STATED EXERCISE
Tally each line where the word "name" occurs, then give only the total.

- - -

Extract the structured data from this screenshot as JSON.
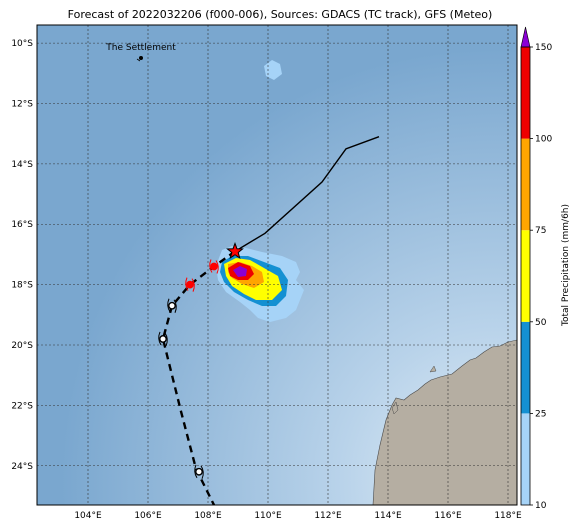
{
  "title": "Forecast of 2022032206 (f000-006), Sources: GDACS (TC track), GFS (Meteo)",
  "place_label": "The Settlement",
  "map": {
    "lon_range": [
      102.3,
      118.3
    ],
    "lat_range": [
      -25.3,
      -9.4
    ],
    "lon_ticks": [
      "104°E",
      "106°E",
      "108°E",
      "110°E",
      "112°E",
      "114°E",
      "116°E",
      "118°E"
    ],
    "lat_ticks": [
      "10°S",
      "12°S",
      "14°S",
      "16°S",
      "18°S",
      "20°S",
      "22°S",
      "24°S"
    ],
    "grid": true,
    "colors": {
      "ocean": "#7aa7cf",
      "land": "#b5aea2",
      "track_past": "#000000",
      "track_forecast": "#000000",
      "current_marker": "#ff0000"
    }
  },
  "track_past": [
    {
      "lon": 113.7,
      "lat": -13.1
    },
    {
      "lon": 112.6,
      "lat": -13.5
    },
    {
      "lon": 111.8,
      "lat": -14.6
    },
    {
      "lon": 109.9,
      "lat": -16.3
    },
    {
      "lon": 108.9,
      "lat": -16.9
    }
  ],
  "track_forecast": [
    {
      "lon": 108.9,
      "lat": -16.9
    },
    {
      "lon": 108.2,
      "lat": -17.4
    },
    {
      "lon": 107.4,
      "lat": -18.0
    },
    {
      "lon": 106.8,
      "lat": -18.7
    },
    {
      "lon": 106.5,
      "lat": -19.8
    },
    {
      "lon": 107.1,
      "lat": -22.2
    },
    {
      "lon": 107.6,
      "lat": -24.1
    },
    {
      "lon": 108.2,
      "lat": -25.3
    }
  ],
  "forecast_points": [
    {
      "lon": 108.2,
      "lat": -17.4,
      "color": "#ff0000"
    },
    {
      "lon": 107.4,
      "lat": -18.0,
      "color": "#ff0000"
    },
    {
      "lon": 106.8,
      "lat": -18.7,
      "color": "#000000"
    },
    {
      "lon": 106.5,
      "lat": -19.8,
      "color": "#000000"
    },
    {
      "lon": 107.7,
      "lat": -24.2,
      "color": "#000000"
    }
  ],
  "current_position": {
    "lon": 108.9,
    "lat": -16.9
  },
  "colorbar": {
    "label": "Total Precipitation (mm/6h)",
    "ticks": [
      "10",
      "25",
      "50",
      "75",
      "100",
      "150"
    ],
    "bands": [
      {
        "from": 10,
        "to": 25,
        "color": "#a6d3f7"
      },
      {
        "from": 25,
        "to": 50,
        "color": "#1490d2"
      },
      {
        "from": 50,
        "to": 75,
        "color": "#ffff00"
      },
      {
        "from": 75,
        "to": 100,
        "color": "#ffa500"
      },
      {
        "from": 100,
        "to": 150,
        "color": "#ee0000"
      }
    ],
    "extend_color": "#8a00d4"
  }
}
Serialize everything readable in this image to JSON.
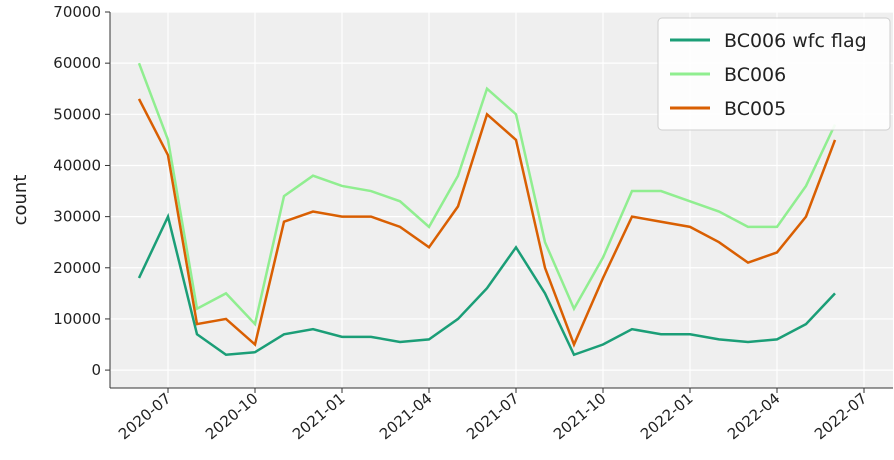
{
  "chart_data": {
    "type": "line",
    "ylabel": "count",
    "x": [
      "2020-06",
      "2020-07",
      "2020-08",
      "2020-09",
      "2020-10",
      "2020-11",
      "2020-12",
      "2021-01",
      "2021-02",
      "2021-03",
      "2021-04",
      "2021-05",
      "2021-06",
      "2021-07",
      "2021-08",
      "2021-09",
      "2021-10",
      "2021-11",
      "2021-12",
      "2022-01",
      "2022-02",
      "2022-03",
      "2022-04",
      "2022-05",
      "2022-06"
    ],
    "series": [
      {
        "name": "BC006 wfc flag",
        "color": "#1b9e77",
        "values": [
          18000,
          30000,
          7000,
          3000,
          3500,
          7000,
          8000,
          6500,
          6500,
          5500,
          6000,
          10000,
          16000,
          24000,
          15000,
          3000,
          5000,
          8000,
          7000,
          7000,
          6000,
          5500,
          6000,
          9000,
          15000
        ]
      },
      {
        "name": "BC006",
        "color": "#90ee90",
        "values": [
          60000,
          45000,
          12000,
          15000,
          9000,
          34000,
          38000,
          36000,
          35000,
          33000,
          28000,
          38000,
          55000,
          50000,
          25000,
          12000,
          22000,
          35000,
          35000,
          33000,
          31000,
          28000,
          28000,
          36000,
          48000
        ]
      },
      {
        "name": "BC005",
        "color": "#d95f02",
        "values": [
          53000,
          42000,
          9000,
          10000,
          5000,
          29000,
          31000,
          30000,
          30000,
          28000,
          24000,
          32000,
          50000,
          45000,
          20000,
          5000,
          18000,
          30000,
          29000,
          28000,
          25000,
          21000,
          23000,
          30000,
          45000
        ]
      }
    ],
    "xlim": [
      "2020-05",
      "2022-08"
    ],
    "xticks": [
      "2020-07",
      "2020-10",
      "2021-01",
      "2021-04",
      "2021-07",
      "2021-10",
      "2022-01",
      "2022-04",
      "2022-07"
    ],
    "ylim": [
      -3500,
      70000
    ],
    "yticks": [
      0,
      10000,
      20000,
      30000,
      40000,
      50000,
      60000,
      70000
    ],
    "grid": true,
    "legend": "upper right"
  }
}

- - -

THE SOLUTION
3